▶ _WHAT TO DO_: Below are some records; repeat them all exactly, minus the pictures.

▶ _RECORDS TO USE_:
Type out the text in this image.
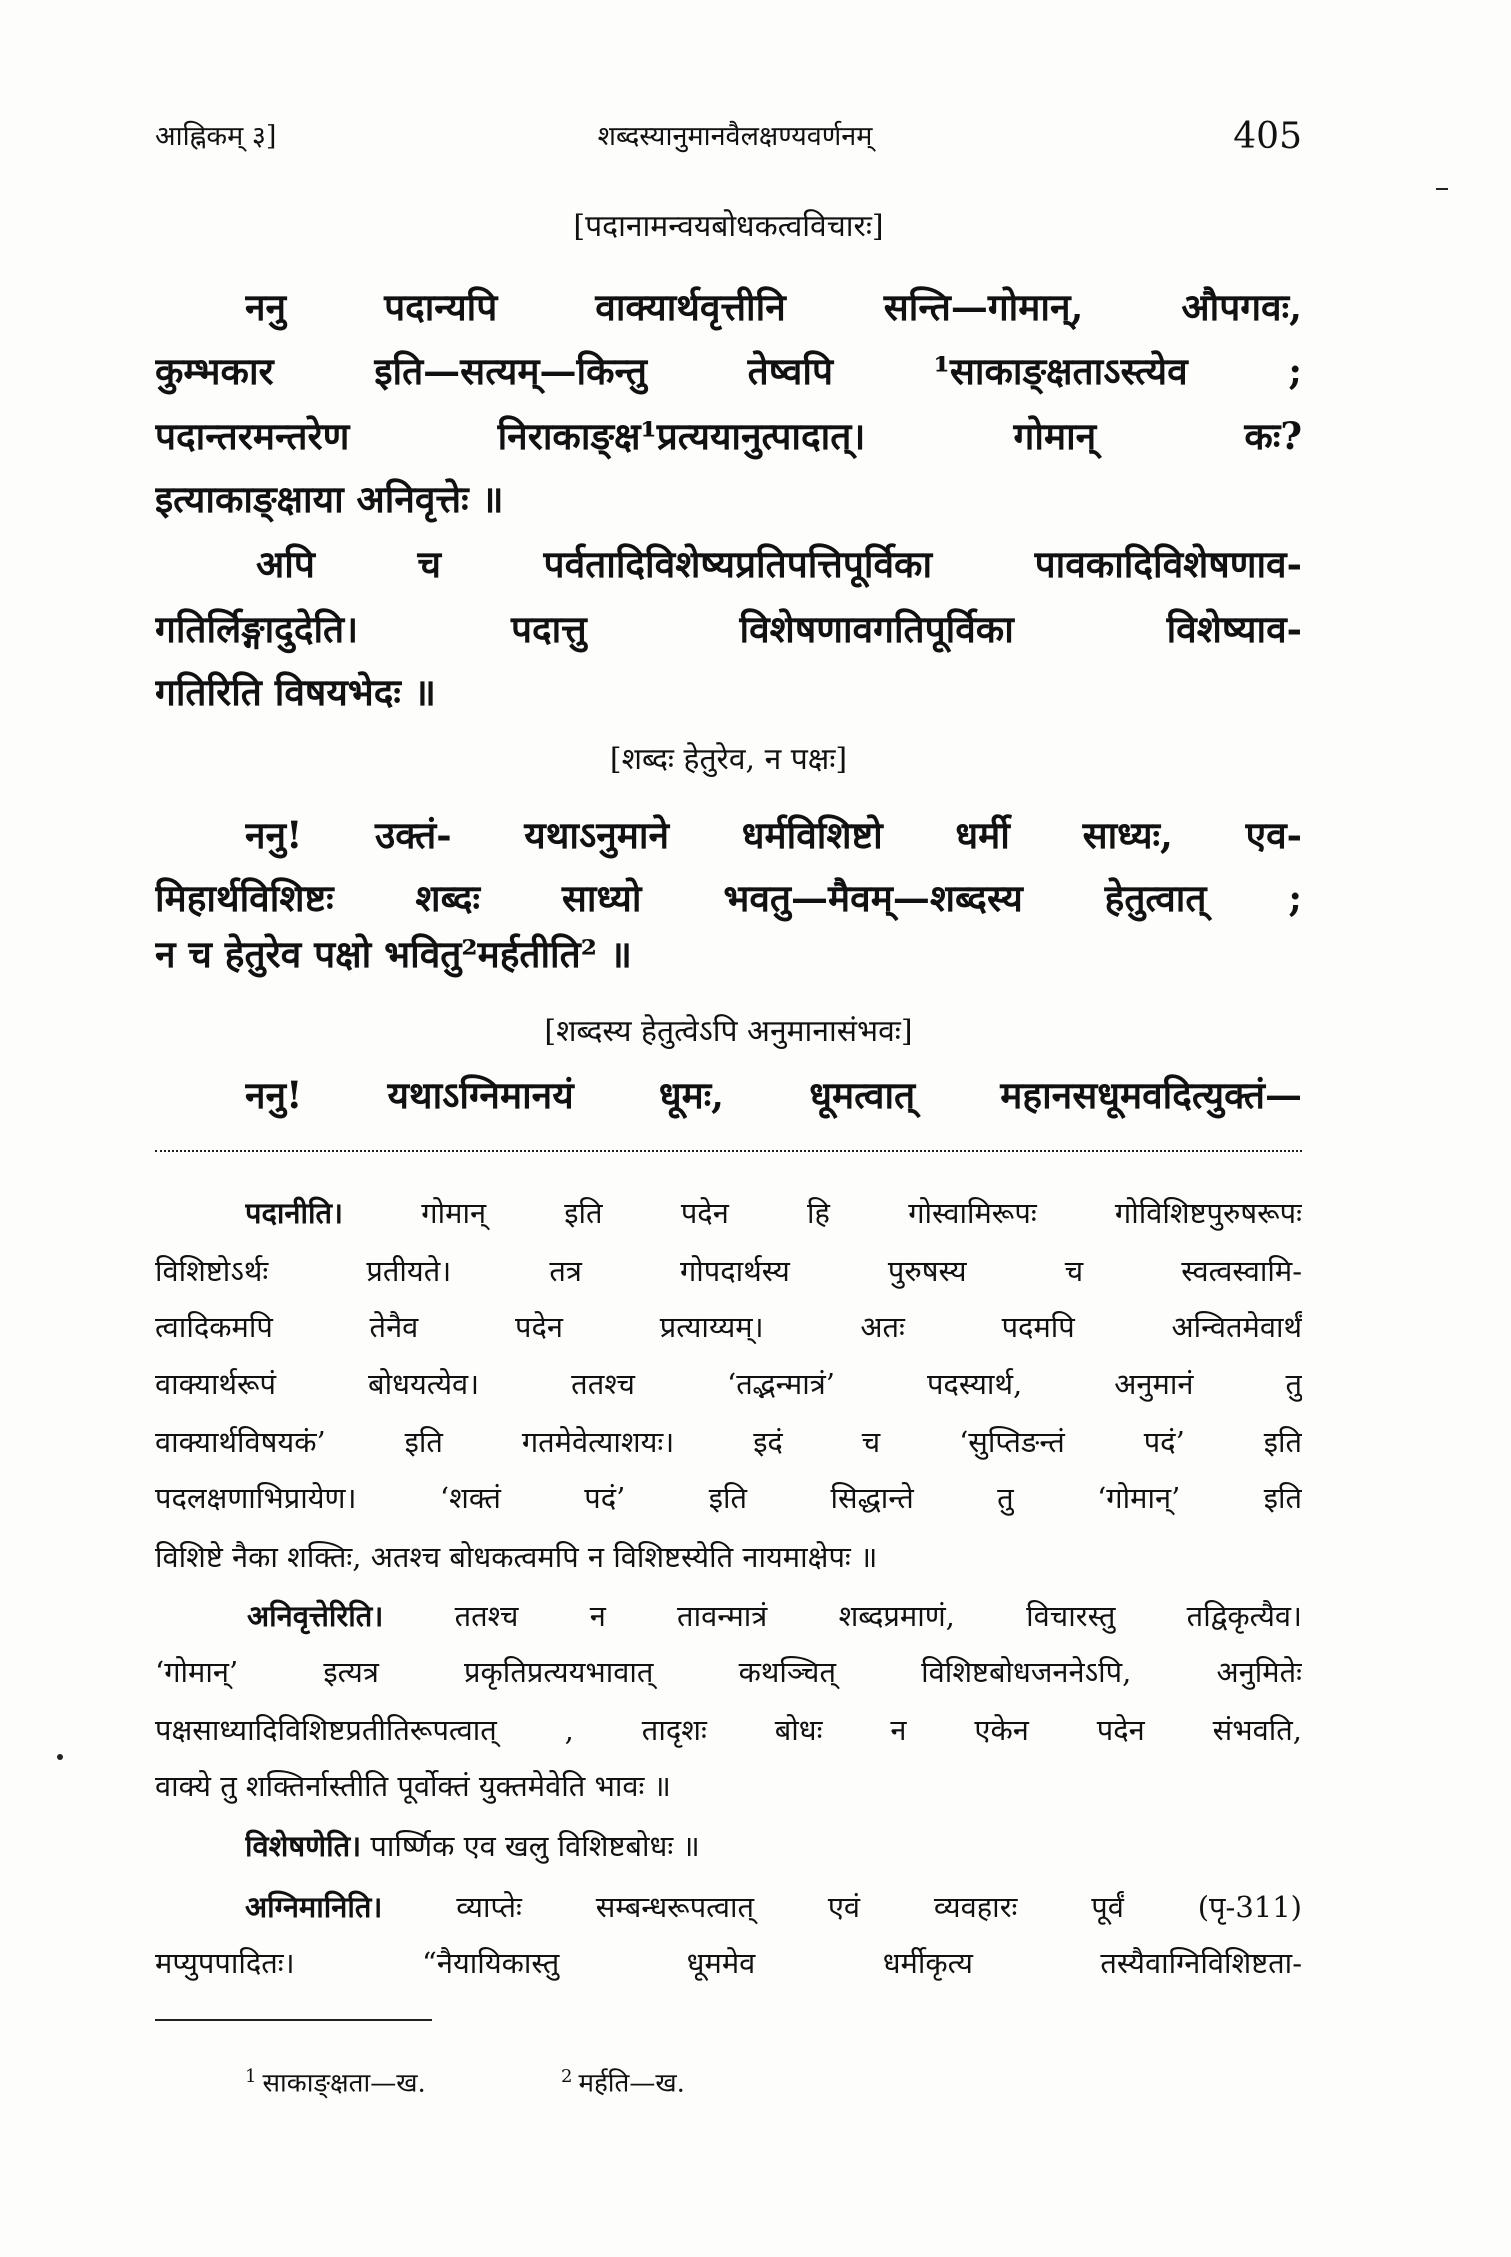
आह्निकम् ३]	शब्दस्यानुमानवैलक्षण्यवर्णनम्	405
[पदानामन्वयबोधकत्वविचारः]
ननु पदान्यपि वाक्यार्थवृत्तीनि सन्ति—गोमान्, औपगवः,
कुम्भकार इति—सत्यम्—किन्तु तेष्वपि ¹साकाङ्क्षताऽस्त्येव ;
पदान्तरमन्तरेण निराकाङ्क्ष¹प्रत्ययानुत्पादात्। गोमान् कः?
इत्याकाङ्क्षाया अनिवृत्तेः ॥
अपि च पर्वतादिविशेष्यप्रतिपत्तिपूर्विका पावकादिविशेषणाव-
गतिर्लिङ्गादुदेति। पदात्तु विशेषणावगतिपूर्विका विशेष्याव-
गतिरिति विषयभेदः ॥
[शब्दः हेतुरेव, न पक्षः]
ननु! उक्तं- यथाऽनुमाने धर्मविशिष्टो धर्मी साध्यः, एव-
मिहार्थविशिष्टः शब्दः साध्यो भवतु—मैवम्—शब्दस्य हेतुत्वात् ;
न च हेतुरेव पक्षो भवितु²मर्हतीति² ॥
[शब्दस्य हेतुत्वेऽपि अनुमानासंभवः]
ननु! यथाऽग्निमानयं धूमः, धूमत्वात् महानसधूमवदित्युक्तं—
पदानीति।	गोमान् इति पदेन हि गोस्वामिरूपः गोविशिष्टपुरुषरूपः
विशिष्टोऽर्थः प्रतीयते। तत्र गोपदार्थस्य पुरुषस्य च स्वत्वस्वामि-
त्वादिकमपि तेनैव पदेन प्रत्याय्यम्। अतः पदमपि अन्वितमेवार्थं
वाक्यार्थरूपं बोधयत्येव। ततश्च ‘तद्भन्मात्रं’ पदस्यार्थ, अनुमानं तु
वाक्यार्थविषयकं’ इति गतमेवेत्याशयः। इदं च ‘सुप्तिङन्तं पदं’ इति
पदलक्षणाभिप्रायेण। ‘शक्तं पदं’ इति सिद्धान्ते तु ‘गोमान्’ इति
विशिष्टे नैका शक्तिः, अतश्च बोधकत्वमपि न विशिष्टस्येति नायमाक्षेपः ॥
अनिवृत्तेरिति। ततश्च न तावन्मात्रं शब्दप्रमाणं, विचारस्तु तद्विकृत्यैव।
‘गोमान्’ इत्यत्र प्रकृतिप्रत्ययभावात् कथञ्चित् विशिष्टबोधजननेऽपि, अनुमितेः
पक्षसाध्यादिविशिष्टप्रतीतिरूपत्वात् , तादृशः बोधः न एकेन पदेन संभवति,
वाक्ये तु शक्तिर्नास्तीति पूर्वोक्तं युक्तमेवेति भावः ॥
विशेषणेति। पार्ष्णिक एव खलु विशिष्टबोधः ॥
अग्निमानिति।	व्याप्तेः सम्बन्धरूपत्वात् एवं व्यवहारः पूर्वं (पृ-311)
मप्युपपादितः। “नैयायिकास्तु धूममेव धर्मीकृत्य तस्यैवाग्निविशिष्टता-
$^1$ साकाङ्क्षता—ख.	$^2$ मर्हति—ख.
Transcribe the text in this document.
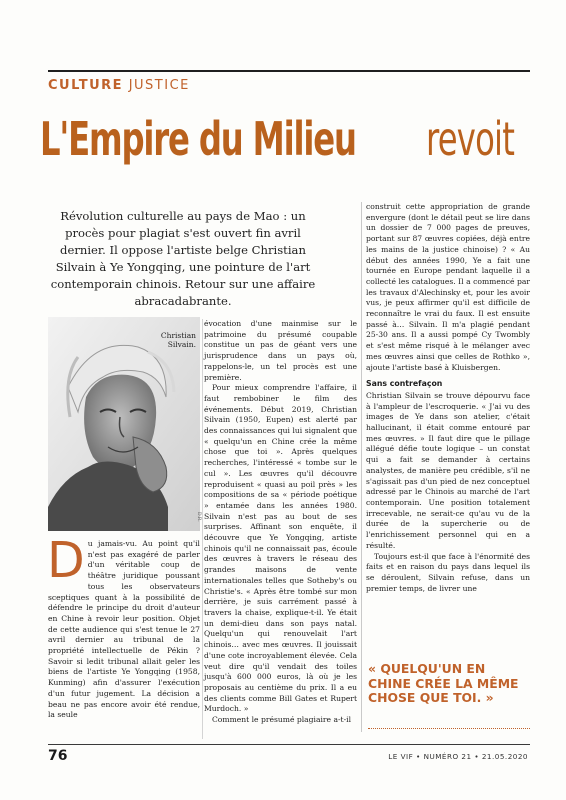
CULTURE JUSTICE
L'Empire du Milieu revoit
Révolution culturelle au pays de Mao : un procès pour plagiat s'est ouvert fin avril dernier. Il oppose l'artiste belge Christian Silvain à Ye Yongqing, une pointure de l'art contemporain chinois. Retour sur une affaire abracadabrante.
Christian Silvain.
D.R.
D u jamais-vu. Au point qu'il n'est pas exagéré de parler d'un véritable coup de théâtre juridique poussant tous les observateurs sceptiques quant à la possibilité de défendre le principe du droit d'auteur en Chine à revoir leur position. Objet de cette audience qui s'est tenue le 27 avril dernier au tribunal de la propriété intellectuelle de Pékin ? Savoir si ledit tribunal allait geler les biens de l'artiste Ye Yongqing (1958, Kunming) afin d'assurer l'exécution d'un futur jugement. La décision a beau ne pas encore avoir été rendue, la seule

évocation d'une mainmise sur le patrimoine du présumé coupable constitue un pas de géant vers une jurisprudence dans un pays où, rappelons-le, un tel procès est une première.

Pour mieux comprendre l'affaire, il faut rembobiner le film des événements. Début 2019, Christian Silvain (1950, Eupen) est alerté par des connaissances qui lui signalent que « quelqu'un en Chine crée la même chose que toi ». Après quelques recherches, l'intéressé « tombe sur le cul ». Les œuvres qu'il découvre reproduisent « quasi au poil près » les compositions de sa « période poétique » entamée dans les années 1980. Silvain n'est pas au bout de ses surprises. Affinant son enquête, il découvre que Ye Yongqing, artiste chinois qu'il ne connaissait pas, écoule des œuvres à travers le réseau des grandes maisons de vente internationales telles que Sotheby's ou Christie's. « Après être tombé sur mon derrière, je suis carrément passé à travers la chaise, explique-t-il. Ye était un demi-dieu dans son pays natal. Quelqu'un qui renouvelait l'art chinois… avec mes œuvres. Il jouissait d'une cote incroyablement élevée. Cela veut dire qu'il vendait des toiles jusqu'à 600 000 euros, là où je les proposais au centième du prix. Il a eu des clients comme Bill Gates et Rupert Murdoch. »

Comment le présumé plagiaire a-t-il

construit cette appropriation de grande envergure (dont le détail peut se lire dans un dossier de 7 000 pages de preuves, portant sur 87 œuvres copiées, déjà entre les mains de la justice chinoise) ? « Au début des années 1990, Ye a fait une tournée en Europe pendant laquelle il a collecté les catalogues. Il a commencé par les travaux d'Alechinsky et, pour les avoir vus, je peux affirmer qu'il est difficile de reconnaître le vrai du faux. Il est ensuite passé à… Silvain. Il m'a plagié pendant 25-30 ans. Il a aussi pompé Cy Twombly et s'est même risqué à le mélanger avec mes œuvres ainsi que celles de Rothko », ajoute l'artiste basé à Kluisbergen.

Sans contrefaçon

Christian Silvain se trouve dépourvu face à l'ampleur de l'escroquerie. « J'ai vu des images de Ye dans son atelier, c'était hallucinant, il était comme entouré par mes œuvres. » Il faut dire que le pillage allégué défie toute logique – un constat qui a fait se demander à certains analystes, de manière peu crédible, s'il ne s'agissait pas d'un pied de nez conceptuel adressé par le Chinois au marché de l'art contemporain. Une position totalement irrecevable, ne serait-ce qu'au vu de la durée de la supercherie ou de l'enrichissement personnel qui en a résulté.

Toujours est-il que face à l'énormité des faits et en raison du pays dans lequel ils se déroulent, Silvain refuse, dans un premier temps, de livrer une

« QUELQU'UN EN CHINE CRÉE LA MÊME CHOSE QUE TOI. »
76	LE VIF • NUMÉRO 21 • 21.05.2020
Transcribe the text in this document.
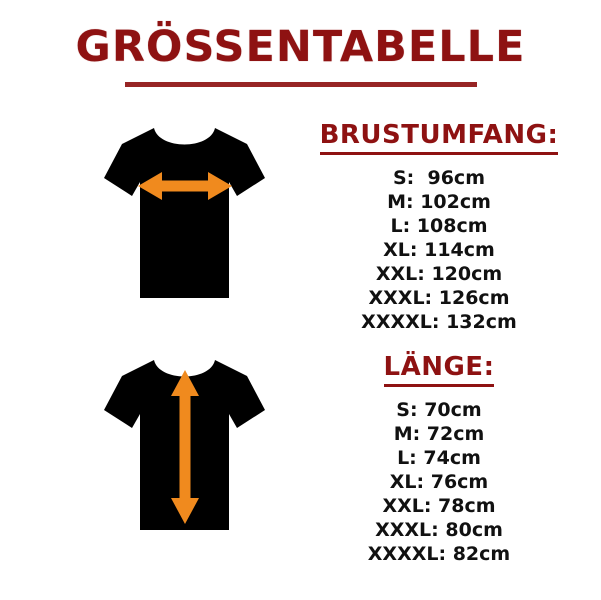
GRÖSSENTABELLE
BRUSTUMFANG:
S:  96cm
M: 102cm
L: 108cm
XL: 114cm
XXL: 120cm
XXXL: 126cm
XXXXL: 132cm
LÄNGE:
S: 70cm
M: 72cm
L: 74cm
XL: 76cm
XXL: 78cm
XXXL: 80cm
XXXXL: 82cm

▶ _SOLUTION FOR THIS PROBLEM_:
Type out the text in this image.
आह्निकम् ३]	शब्दस्यानुमानवैलक्षण्यवर्णनम्	405
[पदानामन्वयबोधकत्वविचारः]
ननु पदान्यपि वाक्यार्थवृत्तीनि सन्ति—गोमान्, औपगवः,
कुम्भकार इति—सत्यम्—किन्तु तेष्वपि ¹साकाङ्क्षताऽस्त्येव ;
पदान्तरमन्तरेण निराकाङ्क्ष¹प्रत्ययानुत्पादात्। गोमान् कः?
इत्याकाङ्क्षाया अनिवृत्तेः ॥
अपि च पर्वतादिविशेष्यप्रतिपत्तिपूर्विका पावकादिविशेषणाव-
गतिर्लिङ्गादुदेति। पदात्तु विशेषणावगतिपूर्विका विशेष्याव-
गतिरिति विषयभेदः ॥
[शब्दः हेतुरेव, न पक्षः]
ननु! उक्तं- यथाऽनुमाने धर्मविशिष्टो धर्मी साध्यः, एव-
मिहार्थविशिष्टः शब्दः साध्यो भवतु—मैवम्—शब्दस्य हेतुत्वात् ;
न च हेतुरेव पक्षो भवितु²मर्हतीति² ॥
[शब्दस्य हेतुत्वेऽपि अनुमानासंभवः]
ननु! यथाऽग्निमानयं धूमः, धूमत्वात् महानसधूमवदित्युक्तं—
पदानीति।	गोमान् इति पदेन हि गोस्वामिरूपः गोविशिष्टपुरुषरूपः
विशिष्टोऽर्थः प्रतीयते। तत्र गोपदार्थस्य पुरुषस्य च स्वत्वस्वामि-
त्वादिकमपि तेनैव पदेन प्रत्याय्यम्। अतः पदमपि अन्वितमेवार्थं
वाक्यार्थरूपं बोधयत्येव। ततश्च ‘तद्भन्मात्रं’ पदस्यार्थ, अनुमानं तु
वाक्यार्थविषयकं’ इति गतमेवेत्याशयः। इदं च ‘सुप्तिङन्तं पदं’ इति
पदलक्षणाभिप्रायेण। ‘शक्तं पदं’ इति सिद्धान्ते तु ‘गोमान्’ इति
विशिष्टे नैका शक्तिः, अतश्च बोधकत्वमपि न विशिष्टस्येति नायमाक्षेपः ॥
अनिवृत्तेरिति। ततश्च न तावन्मात्रं शब्दप्रमाणं, विचारस्तु तद्विकृत्यैव।
‘गोमान्’ इत्यत्र प्रकृतिप्रत्ययभावात् कथञ्चित् विशिष्टबोधजननेऽपि, अनुमितेः
पक्षसाध्यादिविशिष्टप्रतीतिरूपत्वात् , तादृशः बोधः न एकेन पदेन संभवति,
वाक्ये तु शक्तिर्नास्तीति पूर्वोक्तं युक्तमेवेति भावः ॥
विशेषणेति। पार्ष्णिक एव खलु विशिष्टबोधः ॥
अग्निमानिति।	व्याप्तेः सम्बन्धरूपत्वात् एवं व्यवहारः पूर्वं (पृ-311)
मप्युपपादितः। “नैयायिकास्तु धूममेव धर्मीकृत्य तस्यैवाग्निविशिष्टता-
$^1$ साकाङ्क्षता—ख.	$^2$ मर्हति—ख.
Transcribe the text in this document.
CULTURE JUSTICE
L'Empire du Milieu revoit
Révolution culturelle au pays de Mao : un procès pour plagiat s'est ouvert fin avril dernier. Il oppose l'artiste belge Christian Silvain à Ye Yongqing, une pointure de l'art contemporain chinois. Retour sur une affaire abracadabrante.
Christian Silvain.
D.R.
D u jamais-vu. Au point qu'il n'est pas exagéré de parler d'un véritable coup de théâtre juridique poussant tous les observateurs sceptiques quant à la possibilité de défendre le principe du droit d'auteur en Chine à revoir leur position. Objet de cette audience qui s'est tenue le 27 avril dernier au tribunal de la propriété intellectuelle de Pékin ? Savoir si ledit tribunal allait geler les biens de l'artiste Ye Yongqing (1958, Kunming) afin d'assurer l'exécution d'un futur jugement. La décision a beau ne pas encore avoir été rendue, la seule

évocation d'une mainmise sur le patrimoine du présumé coupable constitue un pas de géant vers une jurisprudence dans un pays où, rappelons-le, un tel procès est une première.

Pour mieux comprendre l'affaire, il faut rembobiner le film des événements. Début 2019, Christian Silvain (1950, Eupen) est alerté par des connaissances qui lui signalent que « quelqu'un en Chine crée la même chose que toi ». Après quelques recherches, l'intéressé « tombe sur le cul ». Les œuvres qu'il découvre reproduisent « quasi au poil près » les compositions de sa « période poétique » entamée dans les années 1980. Silvain n'est pas au bout de ses surprises. Affinant son enquête, il découvre que Ye Yongqing, artiste chinois qu'il ne connaissait pas, écoule des œuvres à travers le réseau des grandes maisons de vente internationales telles que Sotheby's ou Christie's. « Après être tombé sur mon derrière, je suis carrément passé à travers la chaise, explique-t-il. Ye était un demi-dieu dans son pays natal. Quelqu'un qui renouvelait l'art chinois… avec mes œuvres. Il jouissait d'une cote incroyablement élevée. Cela veut dire qu'il vendait des toiles jusqu'à 600 000 euros, là où je les proposais au centième du prix. Il a eu des clients comme Bill Gates et Rupert Murdoch. »

Comment le présumé plagiaire a-t-il

construit cette appropriation de grande envergure (dont le détail peut se lire dans un dossier de 7 000 pages de preuves, portant sur 87 œuvres copiées, déjà entre les mains de la justice chinoise) ? « Au début des années 1990, Ye a fait une tournée en Europe pendant laquelle il a collecté les catalogues. Il a commencé par les travaux d'Alechinsky et, pour les avoir vus, je peux affirmer qu'il est difficile de reconnaître le vrai du faux. Il est ensuite passé à… Silvain. Il m'a plagié pendant 25-30 ans. Il a aussi pompé Cy Twombly et s'est même risqué à le mélanger avec mes œuvres ainsi que celles de Rothko », ajoute l'artiste basé à Kluisbergen.

Sans contrefaçon

Christian Silvain se trouve dépourvu face à l'ampleur de l'escroquerie. « J'ai vu des images de Ye dans son atelier, c'était hallucinant, il était comme entouré par mes œuvres. » Il faut dire que le pillage allégué défie toute logique – un constat qui a fait se demander à certains analystes, de manière peu crédible, s'il ne s'agissait pas d'un pied de nez conceptuel adressé par le Chinois au marché de l'art contemporain. Une position totalement irrecevable, ne serait-ce qu'au vu de la durée de la supercherie ou de l'enrichissement personnel qui en a résulté.

Toujours est-il que face à l'énormité des faits et en raison du pays dans lequel ils se déroulent, Silvain refuse, dans un premier temps, de livrer une

« QUELQU'UN EN CHINE CRÉE LA MÊME CHOSE QUE TOI. »
76	LE VIF • NUMÉRO 21 • 21.05.2020
Transcribe the text in this document.
GRÖSSENTABELLE
BRUSTUMFANG:
S:  96cm
M: 102cm
L: 108cm
XL: 114cm
XXL: 120cm
XXXL: 126cm
XXXXL: 132cm
LÄNGE:
S: 70cm
M: 72cm
L: 74cm
XL: 76cm
XXL: 78cm
XXXL: 80cm
XXXXL: 82cm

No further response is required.